## EXERCISE DESCRIPTION
Repeat every record below exactly as it appears.
** Start of EXTRACTED INFORMATION **
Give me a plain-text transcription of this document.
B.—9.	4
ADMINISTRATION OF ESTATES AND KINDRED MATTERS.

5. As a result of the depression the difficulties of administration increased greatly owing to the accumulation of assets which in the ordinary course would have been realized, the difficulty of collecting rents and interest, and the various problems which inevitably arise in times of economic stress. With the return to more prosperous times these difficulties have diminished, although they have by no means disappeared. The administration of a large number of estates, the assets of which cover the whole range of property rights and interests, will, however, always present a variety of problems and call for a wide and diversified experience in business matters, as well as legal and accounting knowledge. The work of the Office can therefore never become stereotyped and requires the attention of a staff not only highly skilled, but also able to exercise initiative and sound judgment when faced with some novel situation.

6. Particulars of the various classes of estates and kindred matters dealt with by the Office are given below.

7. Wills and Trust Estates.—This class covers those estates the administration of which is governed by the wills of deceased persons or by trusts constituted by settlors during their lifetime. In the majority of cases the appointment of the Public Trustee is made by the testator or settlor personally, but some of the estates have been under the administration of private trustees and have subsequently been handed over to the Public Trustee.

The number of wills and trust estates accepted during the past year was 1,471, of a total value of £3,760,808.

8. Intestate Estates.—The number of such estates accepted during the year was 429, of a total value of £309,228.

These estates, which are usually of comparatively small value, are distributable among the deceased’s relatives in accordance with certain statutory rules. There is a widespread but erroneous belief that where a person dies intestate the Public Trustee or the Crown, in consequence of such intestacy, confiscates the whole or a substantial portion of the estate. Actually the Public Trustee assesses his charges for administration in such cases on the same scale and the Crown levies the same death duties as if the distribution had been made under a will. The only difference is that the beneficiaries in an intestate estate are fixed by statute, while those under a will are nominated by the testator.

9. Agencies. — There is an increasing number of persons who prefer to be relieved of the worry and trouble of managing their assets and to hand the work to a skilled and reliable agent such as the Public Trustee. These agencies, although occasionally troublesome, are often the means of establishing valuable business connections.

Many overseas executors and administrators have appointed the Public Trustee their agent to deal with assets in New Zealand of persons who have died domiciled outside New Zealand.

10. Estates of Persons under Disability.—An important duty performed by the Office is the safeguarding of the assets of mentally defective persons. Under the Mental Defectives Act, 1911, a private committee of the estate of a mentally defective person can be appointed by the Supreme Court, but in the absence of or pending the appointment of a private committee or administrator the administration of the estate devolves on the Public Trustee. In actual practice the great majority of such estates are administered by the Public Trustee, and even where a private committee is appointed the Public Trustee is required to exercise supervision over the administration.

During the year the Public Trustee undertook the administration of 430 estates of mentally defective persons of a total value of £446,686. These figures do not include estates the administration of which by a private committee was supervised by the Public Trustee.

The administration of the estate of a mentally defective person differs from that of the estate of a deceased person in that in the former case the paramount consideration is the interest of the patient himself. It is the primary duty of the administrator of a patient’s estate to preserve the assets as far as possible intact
** End of EXTRACTED INFORMATION **
## COMPLETE OUTPUT
Give me a plain-text transcription of this document.
B.—9.	4
ADMINISTRATION OF ESTATES AND KINDRED MATTERS.

5. As a result of the depression the difficulties of administration increased greatly owing to the accumulation of assets which in the ordinary course would have been realized, the difficulty of collecting rents and interest, and the various problems which inevitably arise in times of economic stress. With the return to more prosperous times these difficulties have diminished, although they have by no means disappeared. The administration of a large number of estates, the assets of which cover the whole range of property rights and interests, will, however, always present a variety of problems and call for a wide and diversified experience in business matters, as well as legal and accounting knowledge. The work of the Office can therefore never become stereotyped and requires the attention of a staff not only highly skilled, but also able to exercise initiative and sound judgment when faced with some novel situation.

6. Particulars of the various classes of estates and kindred matters dealt with by the Office are given below.

7. Wills and Trust Estates.—This class covers those estates the administration of which is governed by the wills of deceased persons or by trusts constituted by settlors during their lifetime. In the majority of cases the appointment of the Public Trustee is made by the testator or settlor personally, but some of the estates have been under the administration of private trustees and have subsequently been handed over to the Public Trustee.

The number of wills and trust estates accepted during the past year was 1,471, of a total value of £3,760,808.

8. Intestate Estates.—The number of such estates accepted during the year was 429, of a total value of £309,228.

These estates, which are usually of comparatively small value, are distributable among the deceased’s relatives in accordance with certain statutory rules. There is a widespread but erroneous belief that where a person dies intestate the Public Trustee or the Crown, in consequence of such intestacy, confiscates the whole or a substantial portion of the estate. Actually the Public Trustee assesses his charges for administration in such cases on the same scale and the Crown levies the same death duties as if the distribution had been made under a will. The only difference is that the beneficiaries in an intestate estate are fixed by statute, while those under a will are nominated by the testator.

9. Agencies. — There is an increasing number of persons who prefer to be relieved of the worry and trouble of managing their assets and to hand the work to a skilled and reliable agent such as the Public Trustee. These agencies, although occasionally troublesome, are often the means of establishing valuable business connections.

Many overseas executors and administrators have appointed the Public Trustee their agent to deal with assets in New Zealand of persons who have died domiciled outside New Zealand.

10. Estates of Persons under Disability.—An important duty performed by the Office is the safeguarding of the assets of mentally defective persons. Under the Mental Defectives Act, 1911, a private committee of the estate of a mentally defective person can be appointed by the Supreme Court, but in the absence of or pending the appointment of a private committee or administrator the administration of the estate devolves on the Public Trustee. In actual practice the great majority of such estates are administered by the Public Trustee, and even where a private committee is appointed the Public Trustee is required to exercise supervision over the administration.

During the year the Public Trustee undertook the administration of 430 estates of mentally defective persons of a total value of £446,686. These figures do not include estates the administration of which by a private committee was supervised by the Public Trustee.

The administration of the estate of a mentally defective person differs from that of the estate of a deceased person in that in the former case the paramount consideration is the interest of the patient himself. It is the primary duty of the administrator of a patient’s estate to preserve the assets as far as possible intact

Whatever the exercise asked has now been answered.